BEGIN PROVIDED RECORDS

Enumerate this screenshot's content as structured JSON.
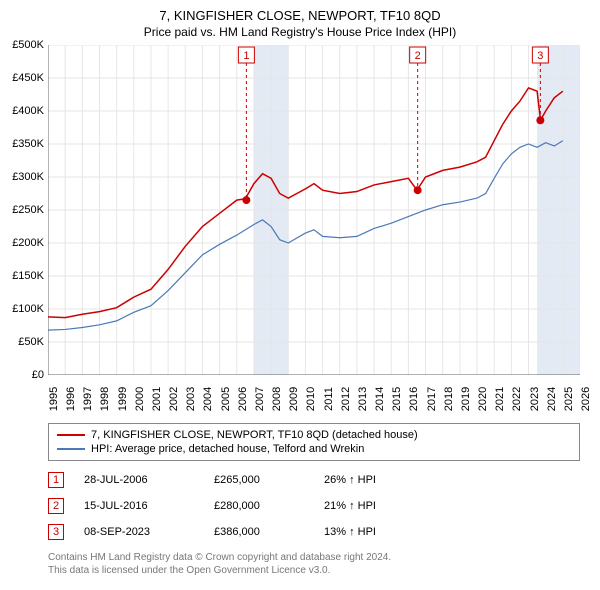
{
  "title": "7, KINGFISHER CLOSE, NEWPORT, TF10 8QD",
  "subtitle": "Price paid vs. HM Land Registry's House Price Index (HPI)",
  "chart": {
    "type": "line",
    "background_color": "#ffffff",
    "grid_color": "#e6e6e6",
    "axis_color": "#666666",
    "shade_color": "#e3eaf4",
    "shade_ranges": [
      [
        2007,
        2009
      ],
      [
        2023.5,
        2026
      ]
    ],
    "xlim": [
      1995,
      2026
    ],
    "ylim": [
      0,
      500000
    ],
    "yticks": [
      0,
      50000,
      100000,
      150000,
      200000,
      250000,
      300000,
      350000,
      400000,
      450000,
      500000
    ],
    "ytick_labels": [
      "£0",
      "£50K",
      "£100K",
      "£150K",
      "£200K",
      "£250K",
      "£300K",
      "£350K",
      "£400K",
      "£450K",
      "£500K"
    ],
    "xticks": [
      1995,
      1996,
      1997,
      1998,
      1999,
      2000,
      2001,
      2002,
      2003,
      2004,
      2005,
      2006,
      2007,
      2008,
      2009,
      2010,
      2011,
      2012,
      2013,
      2014,
      2015,
      2016,
      2017,
      2018,
      2019,
      2020,
      2021,
      2022,
      2023,
      2024,
      2025,
      2026
    ],
    "series": [
      {
        "name": "property",
        "color": "#cc0000",
        "width": 1.5,
        "label": "7, KINGFISHER CLOSE, NEWPORT, TF10 8QD (detached house)",
        "points": [
          [
            1995,
            88000
          ],
          [
            1996,
            87000
          ],
          [
            1997,
            92000
          ],
          [
            1998,
            96000
          ],
          [
            1999,
            102000
          ],
          [
            2000,
            118000
          ],
          [
            2001,
            130000
          ],
          [
            2002,
            160000
          ],
          [
            2003,
            195000
          ],
          [
            2004,
            225000
          ],
          [
            2005,
            245000
          ],
          [
            2006,
            265000
          ],
          [
            2006.5,
            267000
          ],
          [
            2007,
            290000
          ],
          [
            2007.5,
            305000
          ],
          [
            2008,
            298000
          ],
          [
            2008.5,
            275000
          ],
          [
            2009,
            268000
          ],
          [
            2010,
            282000
          ],
          [
            2010.5,
            290000
          ],
          [
            2011,
            280000
          ],
          [
            2012,
            275000
          ],
          [
            2013,
            278000
          ],
          [
            2014,
            288000
          ],
          [
            2015,
            293000
          ],
          [
            2016,
            298000
          ],
          [
            2016.5,
            280000
          ],
          [
            2017,
            300000
          ],
          [
            2018,
            310000
          ],
          [
            2019,
            315000
          ],
          [
            2020,
            323000
          ],
          [
            2020.5,
            330000
          ],
          [
            2021,
            355000
          ],
          [
            2021.5,
            380000
          ],
          [
            2022,
            400000
          ],
          [
            2022.5,
            415000
          ],
          [
            2023,
            435000
          ],
          [
            2023.5,
            430000
          ],
          [
            2023.7,
            386000
          ],
          [
            2024,
            400000
          ],
          [
            2024.5,
            420000
          ],
          [
            2025,
            430000
          ]
        ]
      },
      {
        "name": "hpi",
        "color": "#4b79b7",
        "width": 1.2,
        "label": "HPI: Average price, detached house, Telford and Wrekin",
        "points": [
          [
            1995,
            68000
          ],
          [
            1996,
            69000
          ],
          [
            1997,
            72000
          ],
          [
            1998,
            76000
          ],
          [
            1999,
            82000
          ],
          [
            2000,
            95000
          ],
          [
            2001,
            105000
          ],
          [
            2002,
            128000
          ],
          [
            2003,
            155000
          ],
          [
            2004,
            182000
          ],
          [
            2005,
            198000
          ],
          [
            2006,
            212000
          ],
          [
            2007,
            228000
          ],
          [
            2007.5,
            235000
          ],
          [
            2008,
            225000
          ],
          [
            2008.5,
            205000
          ],
          [
            2009,
            200000
          ],
          [
            2010,
            215000
          ],
          [
            2010.5,
            220000
          ],
          [
            2011,
            210000
          ],
          [
            2012,
            208000
          ],
          [
            2013,
            210000
          ],
          [
            2014,
            222000
          ],
          [
            2015,
            230000
          ],
          [
            2016,
            240000
          ],
          [
            2017,
            250000
          ],
          [
            2018,
            258000
          ],
          [
            2019,
            262000
          ],
          [
            2020,
            268000
          ],
          [
            2020.5,
            275000
          ],
          [
            2021,
            298000
          ],
          [
            2021.5,
            320000
          ],
          [
            2022,
            335000
          ],
          [
            2022.5,
            345000
          ],
          [
            2023,
            350000
          ],
          [
            2023.5,
            345000
          ],
          [
            2024,
            352000
          ],
          [
            2024.5,
            347000
          ],
          [
            2025,
            355000
          ]
        ]
      }
    ],
    "markers": [
      {
        "id": "1",
        "x": 2006.56,
        "y": 265000,
        "dot_color": "#cc0000",
        "box_color": "#cc0000"
      },
      {
        "id": "2",
        "x": 2016.54,
        "y": 280000,
        "dot_color": "#cc0000",
        "box_color": "#cc0000"
      },
      {
        "id": "3",
        "x": 2023.69,
        "y": 386000,
        "dot_color": "#cc0000",
        "box_color": "#cc0000"
      }
    ]
  },
  "sales": [
    {
      "id": "1",
      "date": "28-JUL-2006",
      "price": "£265,000",
      "diff": "26% ↑ HPI",
      "box_color": "#cc0000"
    },
    {
      "id": "2",
      "date": "15-JUL-2016",
      "price": "£280,000",
      "diff": "21% ↑ HPI",
      "box_color": "#cc0000"
    },
    {
      "id": "3",
      "date": "08-SEP-2023",
      "price": "£386,000",
      "diff": "13% ↑ HPI",
      "box_color": "#cc0000"
    }
  ],
  "footer": {
    "line1": "Contains HM Land Registry data © Crown copyright and database right 2024.",
    "line2": "This data is licensed under the Open Government Licence v3.0."
  }
}
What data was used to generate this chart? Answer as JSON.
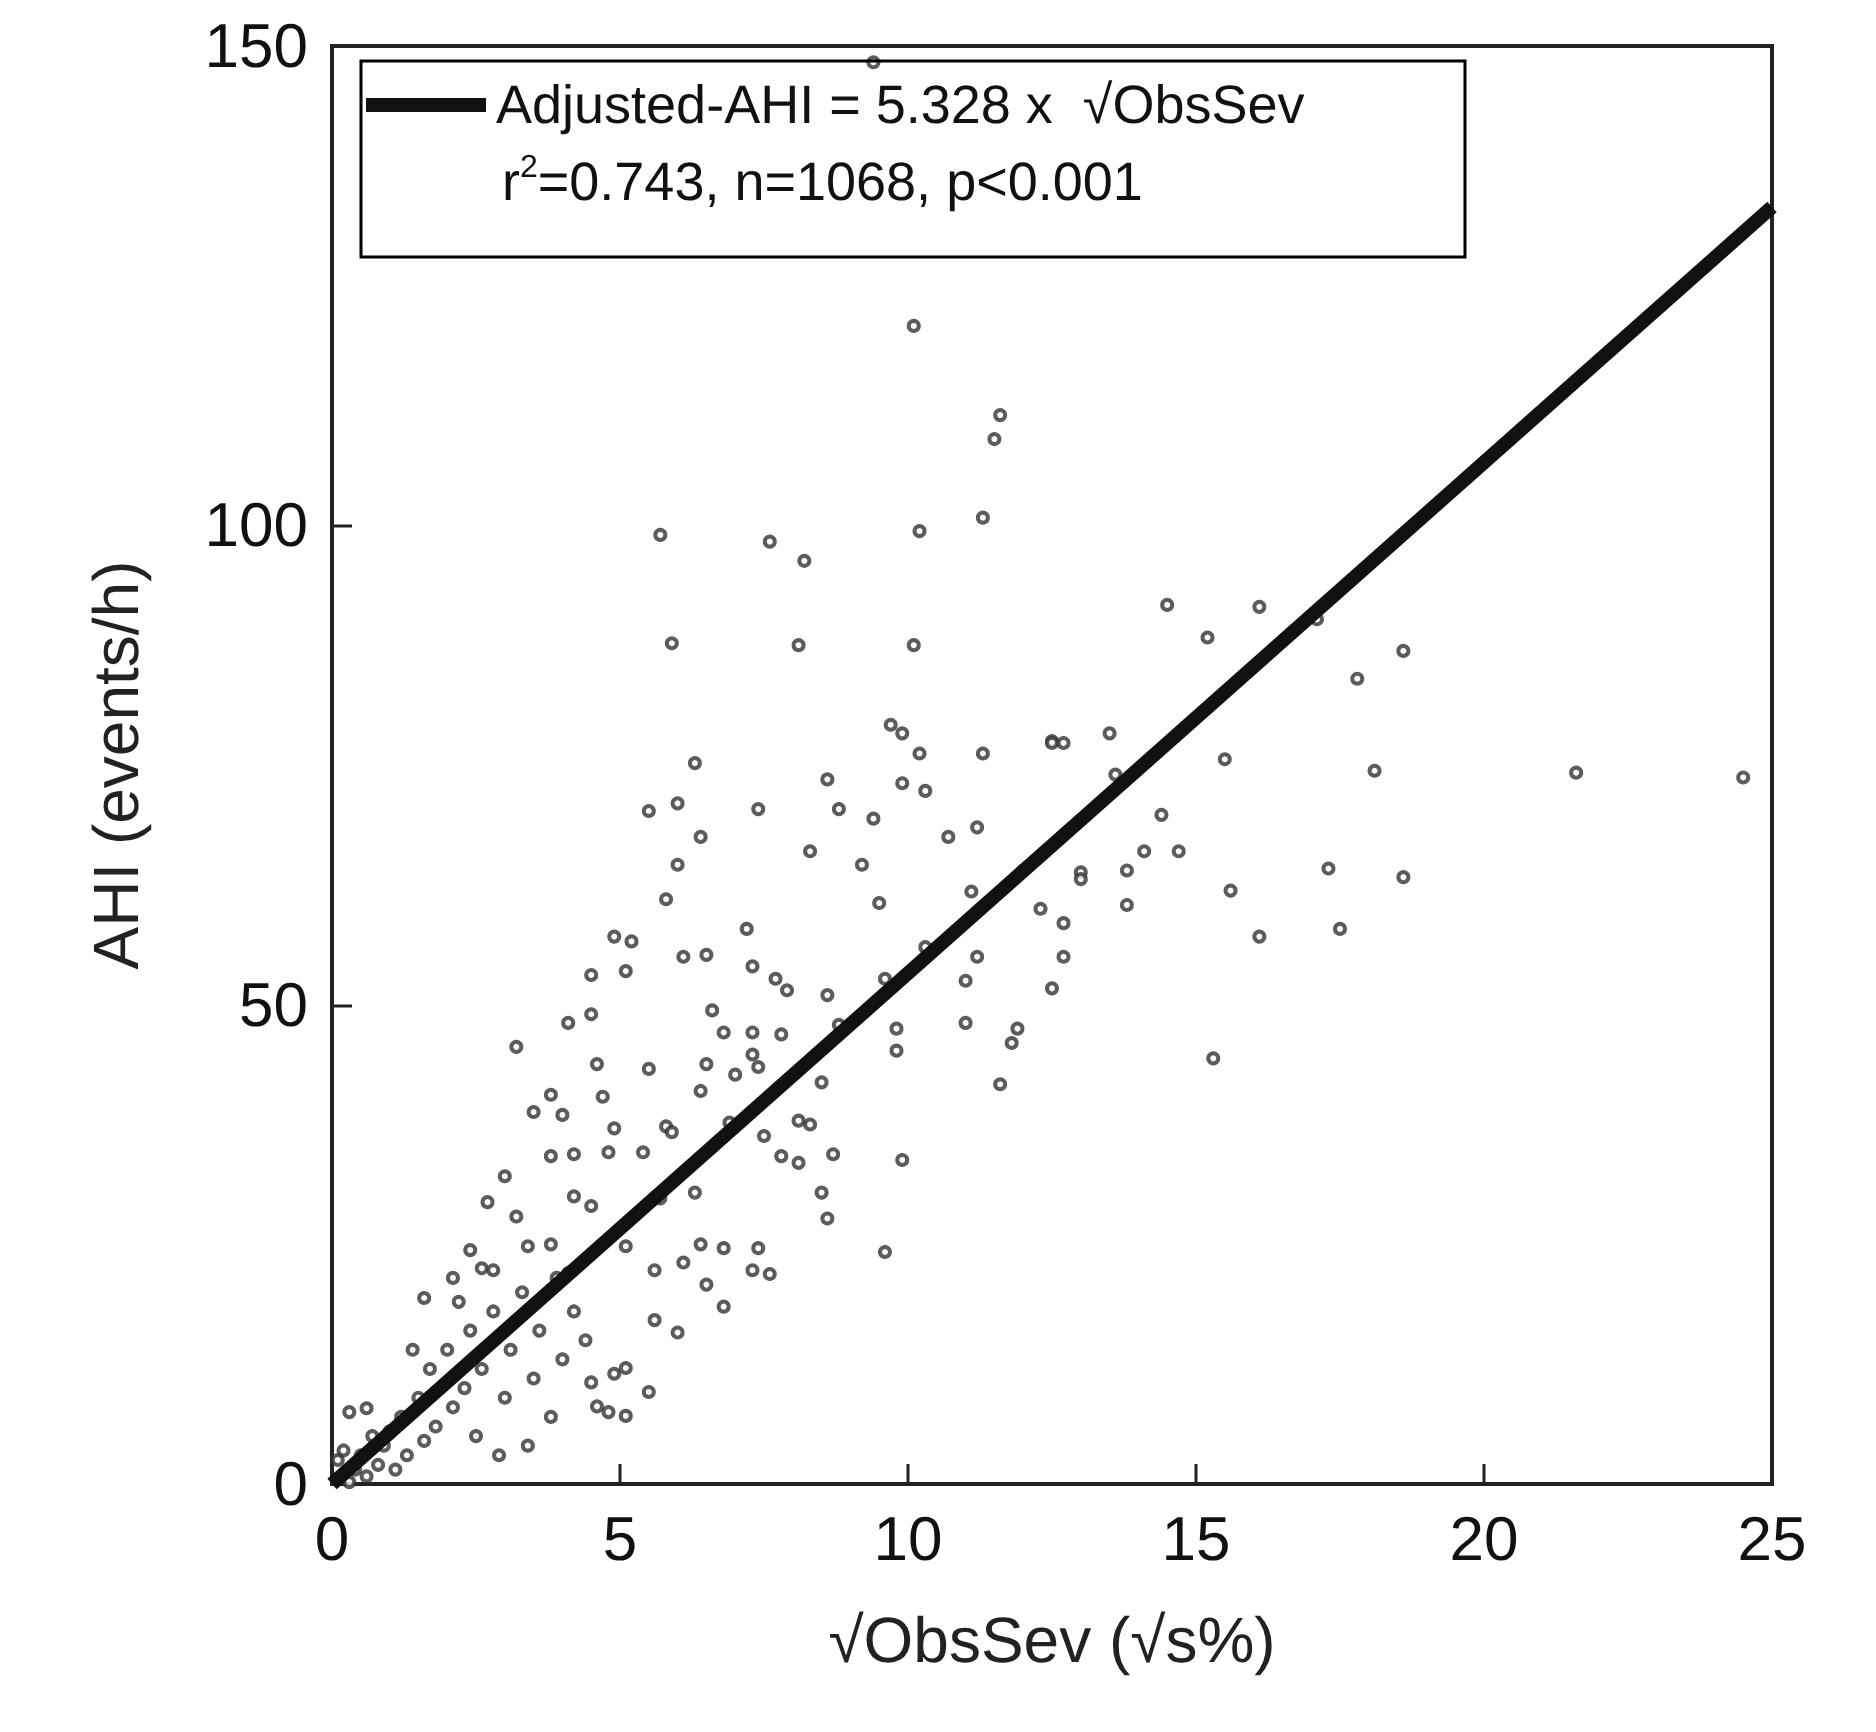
{
  "chart_data": {
    "type": "scatter",
    "xlabel": "√ObsSev (√s%)",
    "ylabel": "AHI (events/h)",
    "xlim": [
      0,
      25
    ],
    "xticks": [
      0,
      5,
      10,
      15,
      20,
      25
    ],
    "ylim": [
      0,
      150
    ],
    "yticks": [
      0,
      50,
      100,
      150
    ],
    "grid": false,
    "legend": "top left",
    "marker": "circle",
    "annotations": [
      "r$^{2}$=0.743, n=1068, p<0.001"
    ],
    "series": [
      {
        "color": "#333333",
        "x": [
          9.4,
          10.1,
          11.6,
          11.5,
          11.3,
          10.2,
          5.7,
          7.6,
          8.2,
          14.5,
          16.1,
          17.1,
          15.2,
          5.9,
          8.1,
          10.1,
          9.7,
          9.9,
          10.2,
          11.3,
          12.5,
          6.3,
          8.6,
          9.9,
          10.3,
          5.5,
          6.0,
          8.8,
          9.4,
          7.4,
          6.4,
          10.7,
          11.2,
          6.0,
          8.3,
          9.2,
          5.8,
          9.5,
          11.1,
          12.0,
          12.3,
          4.9,
          5.2,
          7.2,
          10.3,
          6.1,
          6.5,
          7.3,
          7.7,
          7.9,
          8.6,
          9.6,
          11.0,
          11.2,
          12.5,
          4.5,
          5.1,
          3.2,
          4.1,
          4.5,
          6.6,
          6.8,
          7.3,
          7.8,
          8.8,
          9.8,
          9.8,
          11.0,
          11.9,
          11.8,
          11.6,
          4.6,
          5.5,
          7.3,
          7.4,
          6.5,
          6.4,
          7.0,
          8.5,
          3.8,
          3.5,
          4.9,
          4.0,
          4.7,
          5.8,
          5.9,
          6.9,
          8.1,
          8.3,
          7.5,
          3.8,
          4.2,
          4.8,
          5.4,
          7.8,
          8.1,
          8.7,
          9.9,
          3.0,
          2.7,
          4.2,
          4.5,
          6.3,
          8.5,
          8.6,
          5.7,
          2.4,
          3.2,
          3.4,
          3.8,
          5.1,
          6.4,
          6.8,
          7.4,
          9.6,
          2.6,
          2.8,
          6.1,
          7.3,
          7.6,
          6.5,
          5.6,
          1.6,
          2.1,
          3.9,
          6.8,
          5.6,
          6.0,
          4.5,
          4.9,
          5.1,
          5.5,
          4.6,
          4.8,
          5.1,
          0.6,
          18.6,
          17.8,
          12.5,
          12.7,
          13.5,
          13.6,
          15.5,
          18.1,
          21.6,
          24.5,
          14.4,
          14.1,
          14.7,
          13.8,
          13.0,
          13.0,
          17.3,
          18.6,
          15.6,
          13.8,
          12.7,
          17.5,
          16.1,
          12.7,
          15.3,
          0.1,
          0.2,
          0.3,
          0.4,
          0.5,
          0.6,
          0.8,
          0.9,
          1.0,
          1.1,
          1.2,
          1.3,
          1.5,
          1.6,
          1.7,
          1.8,
          2.0,
          2.1,
          2.3,
          2.4,
          2.5,
          2.6,
          2.8,
          3.0,
          3.1,
          3.3,
          3.5,
          3.6,
          3.8,
          4.0,
          4.2,
          0.3,
          0.7,
          1.4,
          2.2,
          2.9,
          3.4,
          4.4,
          4.1
        ],
        "values": [
          148.3,
          120.8,
          111.5,
          109,
          100.8,
          99.4,
          99.0,
          98.3,
          96.3,
          91.7,
          91.5,
          90.2,
          88.3,
          87.7,
          87.5,
          87.5,
          79.2,
          78.3,
          76.2,
          76.2,
          77.5,
          75.2,
          73.5,
          73.1,
          72.3,
          70.2,
          71.0,
          70.4,
          69.4,
          70.4,
          67.5,
          67.5,
          68.5,
          64.6,
          66.0,
          64.6,
          61.0,
          60.6,
          61.8,
          64.0,
          60.0,
          57.1,
          56.6,
          57.9,
          56.0,
          55.0,
          55.2,
          54.0,
          52.7,
          51.5,
          51.0,
          52.7,
          52.5,
          55.0,
          51.7,
          53.1,
          53.5,
          45.6,
          48.1,
          49.0,
          49.4,
          47.1,
          47.1,
          46.9,
          47.9,
          47.5,
          45.2,
          48.1,
          47.5,
          46.0,
          41.7,
          43.8,
          43.3,
          44.8,
          43.5,
          43.8,
          41.0,
          42.7,
          41.9,
          40.6,
          38.8,
          37.1,
          38.5,
          40.4,
          37.3,
          36.7,
          37.7,
          37.9,
          37.5,
          36.3,
          34.2,
          34.4,
          34.6,
          34.6,
          34.2,
          33.5,
          34.4,
          33.8,
          32.1,
          29.4,
          30.0,
          29.0,
          30.4,
          30.4,
          27.7,
          29.8,
          24.4,
          27.9,
          24.8,
          25.0,
          24.8,
          25.0,
          24.6,
          24.6,
          24.2,
          22.5,
          22.3,
          23.1,
          22.3,
          21.9,
          20.8,
          22.3,
          19.4,
          21.5,
          21.5,
          18.5,
          17.1,
          15.8,
          10.6,
          11.5,
          12.1,
          9.6,
          8.1,
          7.5,
          7.1,
          7.9,
          86.9,
          84.0,
          77.3,
          77.3,
          78.3,
          74.0,
          75.6,
          74.4,
          74.2,
          73.7,
          69.8,
          66.0,
          66.0,
          64.0,
          63.8,
          63.1,
          64.2,
          63.3,
          61.9,
          60.4,
          58.5,
          57.9,
          57.1,
          55.0,
          44.4,
          2.5,
          3.5,
          0.2,
          1.5,
          3,
          0.8,
          2,
          4,
          5.5,
          1.5,
          7,
          3,
          9,
          4.5,
          12,
          6,
          14,
          8,
          10,
          16,
          5,
          12,
          18,
          9,
          14,
          20,
          11,
          16,
          7,
          13,
          18,
          7.5,
          5,
          14,
          19,
          3,
          4,
          15,
          22
        ]
      },
      {
        "type": "line",
        "name": "Adjusted-AHI = 5.328 x  √ObsSev",
        "color": "#111111",
        "x": [
          0,
          25
        ],
        "values": [
          0,
          133.2
        ],
        "marker": "none",
        "line_style": "solid"
      }
    ]
  }
}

END PROVIDED RECORDS

PROMPT: Which lines contain the word "Registry"? Copy each one.

WRITTEN ANSWER:
  "subtitle": "Price paid vs. HM Land Registry's House Price Index (HPI)",
    "line1": "Contains HM Land Registry data © Crown copyright and database right 2024.",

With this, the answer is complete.